Records that describe figures:
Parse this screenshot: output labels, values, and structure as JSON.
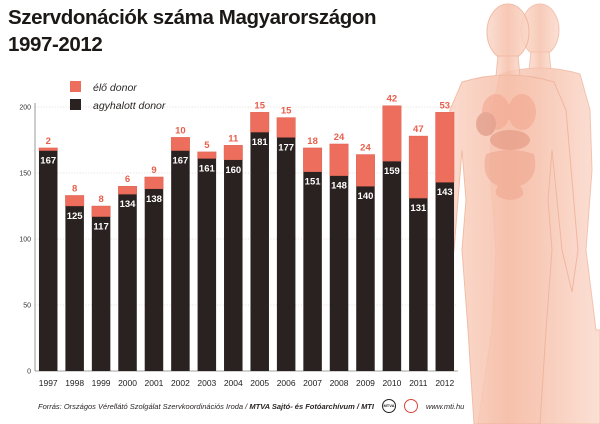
{
  "title_line1": "Szervdonációk száma Magyarországon",
  "title_line2": "1997-2012",
  "footer": {
    "source": "Forrás: Országos Vérellátó Szolgálat Szervkoordinációs Iroda",
    "credit": "MTVA Sajtó- és Fotóarchívum",
    "mti": "MTI",
    "logo1_text": "MTVA",
    "website": "www.mti.hu"
  },
  "colors": {
    "living_donor": "#ee6e5e",
    "deceased_donor": "#2a2220",
    "living_label": "#e8604c",
    "body_silhouette": "#f7c4b0"
  },
  "chart_data": {
    "type": "bar",
    "stacked": true,
    "categories": [
      "1997",
      "1998",
      "1999",
      "2000",
      "2001",
      "2002",
      "2003",
      "2004",
      "2005",
      "2006",
      "2007",
      "2008",
      "2009",
      "2010",
      "2011",
      "2012"
    ],
    "series": [
      {
        "name": "agyhalott donor",
        "values": [
          167,
          125,
          117,
          134,
          138,
          167,
          161,
          160,
          181,
          177,
          151,
          148,
          140,
          159,
          131,
          143
        ]
      },
      {
        "name": "élő donor",
        "values": [
          2,
          8,
          8,
          6,
          9,
          10,
          5,
          11,
          15,
          15,
          18,
          24,
          24,
          42,
          47,
          53
        ]
      }
    ],
    "yticks": [
      "0",
      "50",
      "100",
      "150",
      "200"
    ],
    "ylim": [
      0,
      200
    ],
    "legend_position": "top-left",
    "grid": true
  }
}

* The problem
The pictures in the entries should be left out; output everything else exactly.

* Solution for this problem
Parse this screenshot: output labels, values, and structure as JSON.
{
  "title_line1": "Szervdonációk száma Magyarországon",
  "title_line2": "1997-2012",
  "footer": {
    "source": "Forrás: Országos Vérellátó Szolgálat Szervkoordinációs Iroda",
    "credit": "MTVA Sajtó- és Fotóarchívum",
    "mti": "MTI",
    "logo1_text": "MTVA",
    "website": "www.mti.hu"
  },
  "colors": {
    "living_donor": "#ee6e5e",
    "deceased_donor": "#2a2220",
    "living_label": "#e8604c",
    "body_silhouette": "#f7c4b0"
  },
  "chart_data": {
    "type": "bar",
    "stacked": true,
    "categories": [
      "1997",
      "1998",
      "1999",
      "2000",
      "2001",
      "2002",
      "2003",
      "2004",
      "2005",
      "2006",
      "2007",
      "2008",
      "2009",
      "2010",
      "2011",
      "2012"
    ],
    "series": [
      {
        "name": "agyhalott donor",
        "values": [
          167,
          125,
          117,
          134,
          138,
          167,
          161,
          160,
          181,
          177,
          151,
          148,
          140,
          159,
          131,
          143
        ]
      },
      {
        "name": "élő donor",
        "values": [
          2,
          8,
          8,
          6,
          9,
          10,
          5,
          11,
          15,
          15,
          18,
          24,
          24,
          42,
          47,
          53
        ]
      }
    ],
    "yticks": [
      "0",
      "50",
      "100",
      "150",
      "200"
    ],
    "ylim": [
      0,
      200
    ],
    "legend_position": "top-left",
    "grid": true
  }
}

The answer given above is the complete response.